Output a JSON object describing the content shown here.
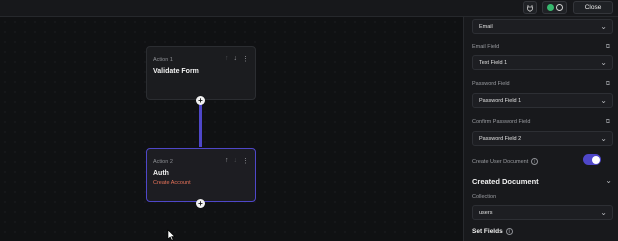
{
  "topbar": {
    "close_label": "Close",
    "icons": [
      "plug-icon",
      "status-icon",
      "globe-icon"
    ]
  },
  "canvas": {
    "actions": [
      {
        "number_label": "Action 1",
        "title": "Validate Form",
        "subtitle": ""
      },
      {
        "number_label": "Action 2",
        "title": "Auth",
        "subtitle": "Create Account"
      }
    ]
  },
  "panel": {
    "top_dropdown": "Email",
    "fields": [
      {
        "label": "Email Field",
        "value": "Text Field 1"
      },
      {
        "label": "Password Field",
        "value": "Password Field 1"
      },
      {
        "label": "Confirm Password Field",
        "value": "Password Field 2"
      }
    ],
    "create_user_document_label": "Create User Document",
    "create_user_document_enabled": true,
    "created_document_title": "Created Document",
    "collection_label": "Collection",
    "collection_value": "users",
    "set_fields_label": "Set Fields"
  },
  "colors": {
    "accent": "#4f47c9",
    "subtitle": "#e8735a"
  }
}
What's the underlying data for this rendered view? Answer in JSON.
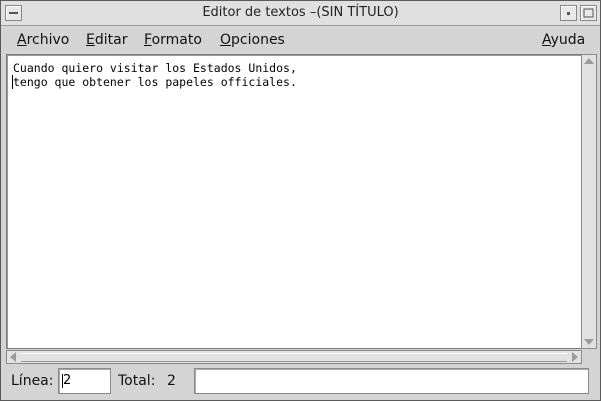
{
  "window": {
    "title": "Editor de textos –(SIN TÍTULO)"
  },
  "menubar": {
    "items": [
      {
        "mnemonic": "A",
        "rest": "rchivo"
      },
      {
        "mnemonic": "E",
        "rest": "ditar"
      },
      {
        "mnemonic": "F",
        "rest": "ormato"
      },
      {
        "mnemonic": "O",
        "rest": "pciones"
      },
      {
        "mnemonic": "A",
        "rest": "yuda"
      }
    ]
  },
  "editor": {
    "lines": [
      "Cuando quiero visitar los Estados Unidos,",
      "tengo que obtener los papeles officiales."
    ]
  },
  "status": {
    "line_label": "Línea:",
    "line_value": "2",
    "total_label": "Total:",
    "total_value": "2",
    "message": ""
  }
}
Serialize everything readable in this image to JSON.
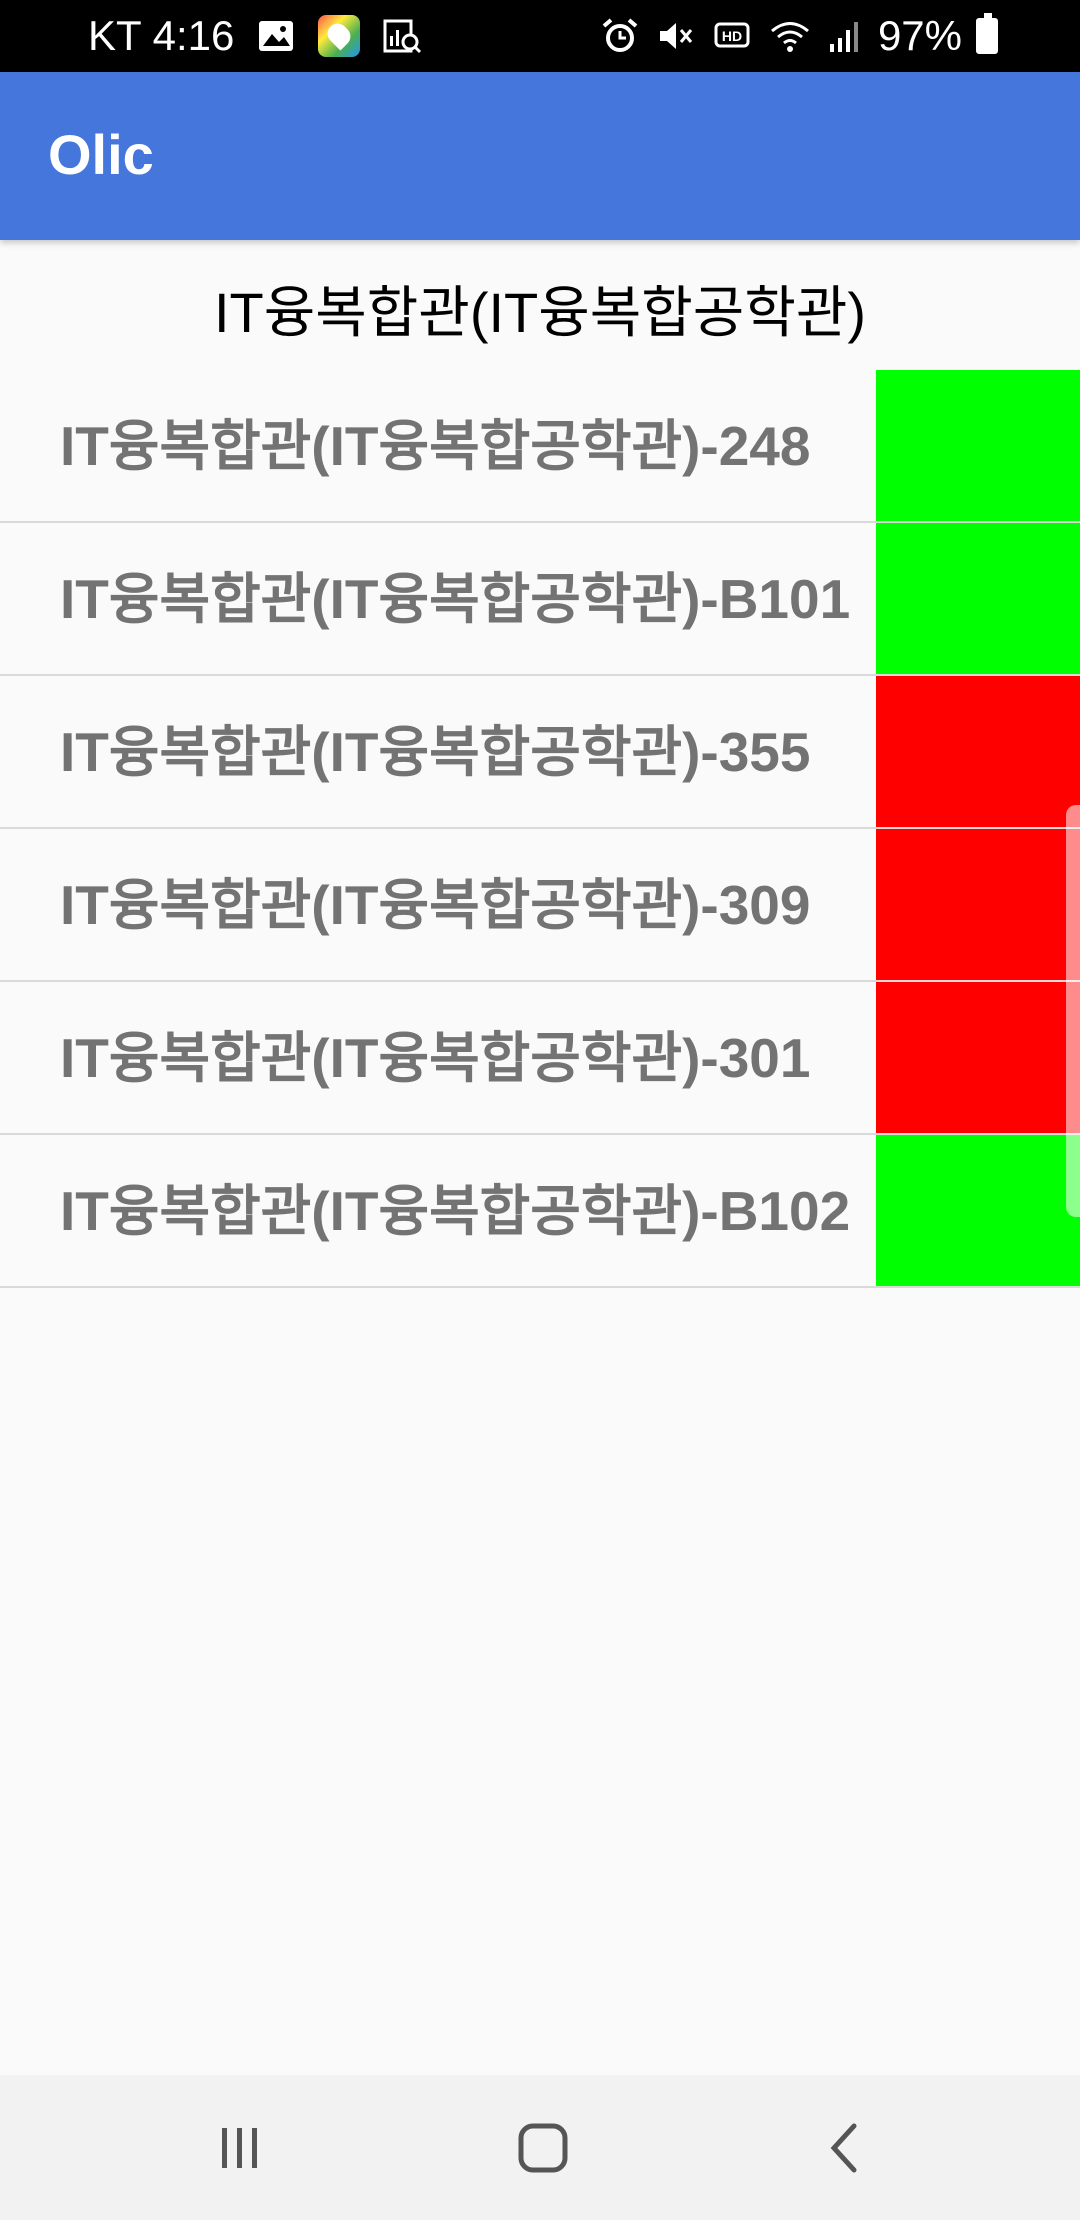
{
  "status_bar": {
    "carrier_time": "KT 4:16",
    "battery": "97%",
    "left_icons": [
      "gallery-icon",
      "map-app-icon",
      "analytics-icon"
    ],
    "right_icons": [
      "alarm-icon",
      "mute-icon",
      "hd-voice-icon",
      "wifi-icon",
      "signal-icon",
      "battery-icon"
    ]
  },
  "app_bar": {
    "title": "Olic",
    "color": "#4476dc"
  },
  "building": {
    "title": "IT융복합관(IT융복합공학관)"
  },
  "rooms": [
    {
      "name": "IT융복합관(IT융복합공학관)-248",
      "status_color": "#00ff00"
    },
    {
      "name": "IT융복합관(IT융복합공학관)-B101",
      "status_color": "#00ff00"
    },
    {
      "name": "IT융복합관(IT융복합공학관)-355",
      "status_color": "#ff0000"
    },
    {
      "name": "IT융복합관(IT융복합공학관)-309",
      "status_color": "#ff0000"
    },
    {
      "name": "IT융복합관(IT융복합공학관)-301",
      "status_color": "#ff0000"
    },
    {
      "name": "IT융복합관(IT융복합공학관)-B102",
      "status_color": "#00ff00"
    }
  ],
  "nav_bar": {
    "buttons": [
      "recent-apps",
      "home",
      "back"
    ]
  }
}
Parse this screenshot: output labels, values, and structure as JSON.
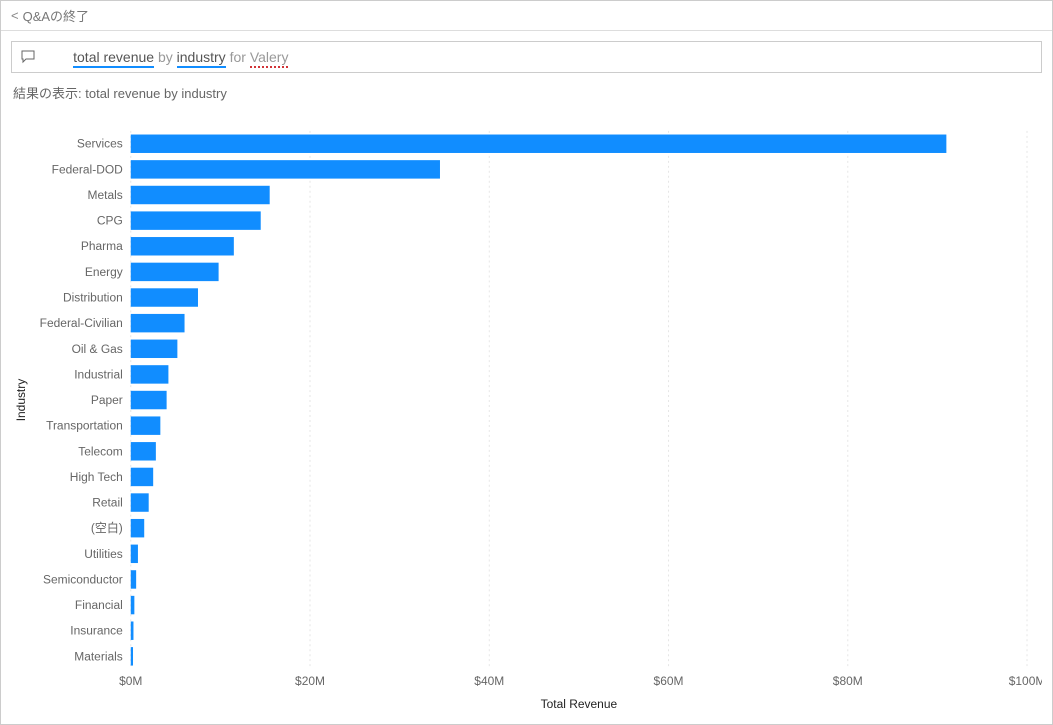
{
  "header": {
    "exit_label": "Q&Aの終了"
  },
  "query": {
    "tokens": [
      {
        "text": "total revenue",
        "kind": "measure"
      },
      {
        "text": "by",
        "kind": "keyword"
      },
      {
        "text": "industry",
        "kind": "dimension"
      },
      {
        "text": "for",
        "kind": "keyword"
      },
      {
        "text": "Valery",
        "kind": "unrecognized"
      }
    ]
  },
  "result": {
    "prefix": "結果の表示: ",
    "showing": "total revenue by industry"
  },
  "chart_data": {
    "type": "bar",
    "orientation": "horizontal",
    "xlabel": "Total Revenue",
    "ylabel": "Industry",
    "xlim": [
      0,
      100
    ],
    "x_unit": "M",
    "x_prefix": "$",
    "x_ticks": [
      0,
      20,
      40,
      60,
      80,
      100
    ],
    "categories": [
      "Services",
      "Federal-DOD",
      "Metals",
      "CPG",
      "Pharma",
      "Energy",
      "Distribution",
      "Federal-Civilian",
      "Oil & Gas",
      "Industrial",
      "Paper",
      "Transportation",
      "Telecom",
      "High Tech",
      "Retail",
      "(空白)",
      "Utilities",
      "Semiconductor",
      "Financial",
      "Insurance",
      "Materials"
    ],
    "values": [
      91.0,
      34.5,
      15.5,
      14.5,
      11.5,
      9.8,
      7.5,
      6.0,
      5.2,
      4.2,
      4.0,
      3.3,
      2.8,
      2.5,
      2.0,
      1.5,
      0.8,
      0.6,
      0.4,
      0.3,
      0.25
    ],
    "bar_color": "#118dff"
  }
}
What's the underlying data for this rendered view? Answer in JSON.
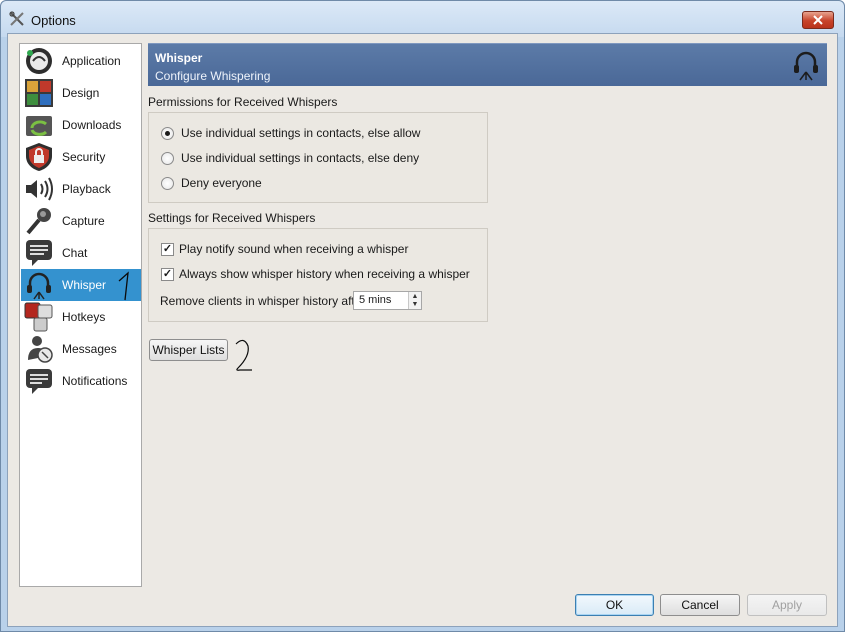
{
  "window": {
    "title": "Options"
  },
  "sidebar": {
    "items": [
      {
        "label": "Application",
        "icon": "application-icon",
        "selected": false
      },
      {
        "label": "Design",
        "icon": "design-icon",
        "selected": false
      },
      {
        "label": "Downloads",
        "icon": "downloads-icon",
        "selected": false
      },
      {
        "label": "Security",
        "icon": "security-lock-icon",
        "selected": false
      },
      {
        "label": "Playback",
        "icon": "speaker-icon",
        "selected": false
      },
      {
        "label": "Capture",
        "icon": "microphone-icon",
        "selected": false
      },
      {
        "label": "Chat",
        "icon": "chat-icon",
        "selected": false
      },
      {
        "label": "Whisper",
        "icon": "headset-icon",
        "selected": true
      },
      {
        "label": "Hotkeys",
        "icon": "hotkeys-icon",
        "selected": false
      },
      {
        "label": "Messages",
        "icon": "messages-icon",
        "selected": false
      },
      {
        "label": "Notifications",
        "icon": "notifications-icon",
        "selected": false
      }
    ]
  },
  "banner": {
    "title": "Whisper",
    "subtitle": "Configure Whispering",
    "icon": "headset-icon"
  },
  "permissions": {
    "label": "Permissions for Received Whispers",
    "options": [
      {
        "label": "Use individual settings in contacts, else allow",
        "checked": true
      },
      {
        "label": "Use individual settings in contacts, else deny",
        "checked": false
      },
      {
        "label": "Deny everyone",
        "checked": false
      }
    ]
  },
  "settings": {
    "label": "Settings for Received Whispers",
    "notify_sound": {
      "label": "Play notify sound when receiving a whisper",
      "checked": true
    },
    "show_history": {
      "label": "Always show whisper history when receiving a whisper",
      "checked": true
    },
    "remove_clients": {
      "label": "Remove clients in whisper history after",
      "value": "5 mins"
    }
  },
  "whisper_lists_button": "Whisper Lists",
  "footer": {
    "ok": "OK",
    "cancel": "Cancel",
    "apply": "Apply"
  },
  "colors": {
    "selected": "#3492cf",
    "banner": "#5c7ba8",
    "background": "#ece9e4"
  }
}
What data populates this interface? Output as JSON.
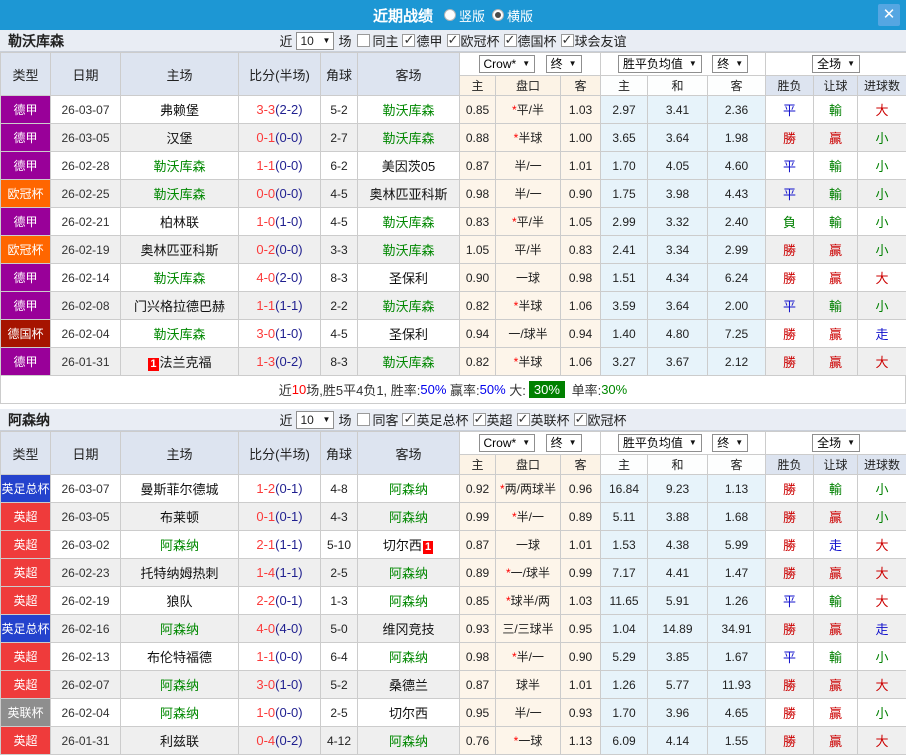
*-*-*
*Directions*
Copy out each line exactly, without the pictures.

*Finished answer*
Output a JSON object describing the content shown here.
{
  "topbar": {
    "close_label": "Close",
    "icons": [
      "plug-icon",
      "status-icon",
      "globe-icon"
    ]
  },
  "canvas": {
    "actions": [
      {
        "number_label": "Action 1",
        "title": "Validate Form",
        "subtitle": ""
      },
      {
        "number_label": "Action 2",
        "title": "Auth",
        "subtitle": "Create Account"
      }
    ]
  },
  "panel": {
    "top_dropdown": "Email",
    "fields": [
      {
        "label": "Email Field",
        "value": "Text Field 1"
      },
      {
        "label": "Password Field",
        "value": "Password Field 1"
      },
      {
        "label": "Confirm Password Field",
        "value": "Password Field 2"
      }
    ],
    "create_user_document_label": "Create User Document",
    "create_user_document_enabled": true,
    "created_document_title": "Created Document",
    "collection_label": "Collection",
    "collection_value": "users",
    "set_fields_label": "Set Fields"
  },
  "colors": {
    "accent": "#4f47c9",
    "subtitle": "#e8735a"
  }
}
What's the underlying data for this rendered view? Answer in JSON.
{
  "window": {
    "title": "Editor de textos –(SIN TÍTULO)"
  },
  "menubar": {
    "items": [
      {
        "mnemonic": "A",
        "rest": "rchivo"
      },
      {
        "mnemonic": "E",
        "rest": "ditar"
      },
      {
        "mnemonic": "F",
        "rest": "ormato"
      },
      {
        "mnemonic": "O",
        "rest": "pciones"
      },
      {
        "mnemonic": "A",
        "rest": "yuda"
      }
    ]
  },
  "editor": {
    "lines": [
      "Cuando quiero visitar los Estados Unidos,",
      "tengo que obtener los papeles officiales."
    ]
  },
  "status": {
    "line_label": "Línea:",
    "line_value": "2",
    "total_label": "Total:",
    "total_value": "2",
    "message": ""
  }
}
Serialize everything readable in this image to JSON.
{
  "status_bar": {
    "carrier_time": "KT 4:16",
    "battery": "97%",
    "left_icons": [
      "gallery-icon",
      "map-app-icon",
      "analytics-icon"
    ],
    "right_icons": [
      "alarm-icon",
      "mute-icon",
      "hd-voice-icon",
      "wifi-icon",
      "signal-icon",
      "battery-icon"
    ]
  },
  "app_bar": {
    "title": "Olic",
    "color": "#4476dc"
  },
  "building": {
    "title": "IT융복합관(IT융복합공학관)"
  },
  "rooms": [
    {
      "name": "IT융복합관(IT융복합공학관)-248",
      "status_color": "#00ff00"
    },
    {
      "name": "IT융복합관(IT융복합공학관)-B101",
      "status_color": "#00ff00"
    },
    {
      "name": "IT융복합관(IT융복합공학관)-355",
      "status_color": "#ff0000"
    },
    {
      "name": "IT융복합관(IT융복합공학관)-309",
      "status_color": "#ff0000"
    },
    {
      "name": "IT융복합관(IT융복합공학관)-301",
      "status_color": "#ff0000"
    },
    {
      "name": "IT융복합관(IT융복합공학관)-B102",
      "status_color": "#00ff00"
    }
  ],
  "nav_bar": {
    "buttons": [
      "recent-apps",
      "home",
      "back"
    ]
  }
}
Parse this screenshot: output labels, values, and structure as JSON.
{
  "header": {
    "exit_label": "Q&Aの終了"
  },
  "query": {
    "tokens": [
      {
        "text": "total revenue",
        "kind": "measure"
      },
      {
        "text": "by",
        "kind": "keyword"
      },
      {
        "text": "industry",
        "kind": "dimension"
      },
      {
        "text": "for",
        "kind": "keyword"
      },
      {
        "text": "Valery",
        "kind": "unrecognized"
      }
    ]
  },
  "result": {
    "prefix": "結果の表示: ",
    "showing": "total revenue by industry"
  },
  "chart_data": {
    "type": "bar",
    "orientation": "horizontal",
    "xlabel": "Total Revenue",
    "ylabel": "Industry",
    "xlim": [
      0,
      100
    ],
    "x_unit": "M",
    "x_prefix": "$",
    "x_ticks": [
      0,
      20,
      40,
      60,
      80,
      100
    ],
    "categories": [
      "Services",
      "Federal-DOD",
      "Metals",
      "CPG",
      "Pharma",
      "Energy",
      "Distribution",
      "Federal-Civilian",
      "Oil & Gas",
      "Industrial",
      "Paper",
      "Transportation",
      "Telecom",
      "High Tech",
      "Retail",
      "(空白)",
      "Utilities",
      "Semiconductor",
      "Financial",
      "Insurance",
      "Materials"
    ],
    "values": [
      91.0,
      34.5,
      15.5,
      14.5,
      11.5,
      9.8,
      7.5,
      6.0,
      5.2,
      4.2,
      4.0,
      3.3,
      2.8,
      2.5,
      2.0,
      1.5,
      0.8,
      0.6,
      0.4,
      0.3,
      0.25
    ],
    "bar_color": "#118dff"
  }
}
What's the underlying data for this rendered view? Answer in JSON.
{
  "window": {
    "title": "Options"
  },
  "sidebar": {
    "items": [
      {
        "label": "Application",
        "icon": "application-icon",
        "selected": false
      },
      {
        "label": "Design",
        "icon": "design-icon",
        "selected": false
      },
      {
        "label": "Downloads",
        "icon": "downloads-icon",
        "selected": false
      },
      {
        "label": "Security",
        "icon": "security-lock-icon",
        "selected": false
      },
      {
        "label": "Playback",
        "icon": "speaker-icon",
        "selected": false
      },
      {
        "label": "Capture",
        "icon": "microphone-icon",
        "selected": false
      },
      {
        "label": "Chat",
        "icon": "chat-icon",
        "selected": false
      },
      {
        "label": "Whisper",
        "icon": "headset-icon",
        "selected": true
      },
      {
        "label": "Hotkeys",
        "icon": "hotkeys-icon",
        "selected": false
      },
      {
        "label": "Messages",
        "icon": "messages-icon",
        "selected": false
      },
      {
        "label": "Notifications",
        "icon": "notifications-icon",
        "selected": false
      }
    ]
  },
  "banner": {
    "title": "Whisper",
    "subtitle": "Configure Whispering",
    "icon": "headset-icon"
  },
  "permissions": {
    "label": "Permissions for Received Whispers",
    "options": [
      {
        "label": "Use individual settings in contacts, else allow",
        "checked": true
      },
      {
        "label": "Use individual settings in contacts, else deny",
        "checked": false
      },
      {
        "label": "Deny everyone",
        "checked": false
      }
    ]
  },
  "settings": {
    "label": "Settings for Received Whispers",
    "notify_sound": {
      "label": "Play notify sound when receiving a whisper",
      "checked": true
    },
    "show_history": {
      "label": "Always show whisper history when receiving a whisper",
      "checked": true
    },
    "remove_clients": {
      "label": "Remove clients in whisper history after",
      "value": "5 mins"
    }
  },
  "whisper_lists_button": "Whisper Lists",
  "footer": {
    "ok": "OK",
    "cancel": "Cancel",
    "apply": "Apply"
  },
  "colors": {
    "selected": "#3492cf",
    "banner": "#5c7ba8",
    "background": "#ece9e4"
  }
}
What data populates this interface? Output as JSON.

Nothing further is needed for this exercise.